(Extracted data entries)
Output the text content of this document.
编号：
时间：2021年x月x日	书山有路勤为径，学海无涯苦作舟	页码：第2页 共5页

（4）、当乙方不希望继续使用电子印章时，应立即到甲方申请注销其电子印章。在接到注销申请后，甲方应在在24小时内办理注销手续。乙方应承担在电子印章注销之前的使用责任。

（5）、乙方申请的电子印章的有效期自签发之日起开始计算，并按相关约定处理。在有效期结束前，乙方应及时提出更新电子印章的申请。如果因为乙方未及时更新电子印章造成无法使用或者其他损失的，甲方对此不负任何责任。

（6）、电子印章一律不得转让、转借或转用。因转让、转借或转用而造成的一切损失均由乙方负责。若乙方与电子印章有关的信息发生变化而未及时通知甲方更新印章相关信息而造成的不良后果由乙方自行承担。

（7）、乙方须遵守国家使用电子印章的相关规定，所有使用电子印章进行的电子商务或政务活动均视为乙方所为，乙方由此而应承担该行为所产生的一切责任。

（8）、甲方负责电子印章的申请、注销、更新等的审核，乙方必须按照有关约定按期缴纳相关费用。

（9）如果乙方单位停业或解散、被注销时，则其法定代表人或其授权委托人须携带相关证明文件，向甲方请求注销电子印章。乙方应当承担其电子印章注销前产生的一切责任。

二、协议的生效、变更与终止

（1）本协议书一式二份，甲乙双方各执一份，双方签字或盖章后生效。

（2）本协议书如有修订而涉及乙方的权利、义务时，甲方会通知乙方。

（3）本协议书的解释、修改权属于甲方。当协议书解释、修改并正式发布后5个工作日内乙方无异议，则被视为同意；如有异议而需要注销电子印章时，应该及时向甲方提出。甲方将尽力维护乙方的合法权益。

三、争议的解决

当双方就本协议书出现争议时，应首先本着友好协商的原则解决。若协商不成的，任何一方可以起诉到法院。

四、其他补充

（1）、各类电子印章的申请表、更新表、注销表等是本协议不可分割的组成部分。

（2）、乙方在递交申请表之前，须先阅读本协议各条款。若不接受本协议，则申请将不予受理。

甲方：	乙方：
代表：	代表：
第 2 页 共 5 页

• **Objective**
Retype the records in full. Keep every line identical to the original.

• **Correct output**
Output the text content of this document.
编号：
时间：2021年x月x日	书山有路勤为径，学海无涯苦作舟	页码：第2页 共5页

（4）、当乙方不希望继续使用电子印章时，应立即到甲方申请注销其电子印章。在接到注销申请后，甲方应在在24小时内办理注销手续。乙方应承担在电子印章注销之前的使用责任。

（5）、乙方申请的电子印章的有效期自签发之日起开始计算，并按相关约定处理。在有效期结束前，乙方应及时提出更新电子印章的申请。如果因为乙方未及时更新电子印章造成无法使用或者其他损失的，甲方对此不负任何责任。

（6）、电子印章一律不得转让、转借或转用。因转让、转借或转用而造成的一切损失均由乙方负责。若乙方与电子印章有关的信息发生变化而未及时通知甲方更新印章相关信息而造成的不良后果由乙方自行承担。

（7）、乙方须遵守国家使用电子印章的相关规定，所有使用电子印章进行的电子商务或政务活动均视为乙方所为，乙方由此而应承担该行为所产生的一切责任。

（8）、甲方负责电子印章的申请、注销、更新等的审核，乙方必须按照有关约定按期缴纳相关费用。

（9）如果乙方单位停业或解散、被注销时，则其法定代表人或其授权委托人须携带相关证明文件，向甲方请求注销电子印章。乙方应当承担其电子印章注销前产生的一切责任。

二、协议的生效、变更与终止

（1）本协议书一式二份，甲乙双方各执一份，双方签字或盖章后生效。

（2）本协议书如有修订而涉及乙方的权利、义务时，甲方会通知乙方。

（3）本协议书的解释、修改权属于甲方。当协议书解释、修改并正式发布后5个工作日内乙方无异议，则被视为同意；如有异议而需要注销电子印章时，应该及时向甲方提出。甲方将尽力维护乙方的合法权益。

三、争议的解决

当双方就本协议书出现争议时，应首先本着友好协商的原则解决。若协商不成的，任何一方可以起诉到法院。

四、其他补充

（1）、各类电子印章的申请表、更新表、注销表等是本协议不可分割的组成部分。

（2）、乙方在递交申请表之前，须先阅读本协议各条款。若不接受本协议，则申请将不予受理。

甲方：	乙方：
代表：	代表：
第 2 页 共 5 页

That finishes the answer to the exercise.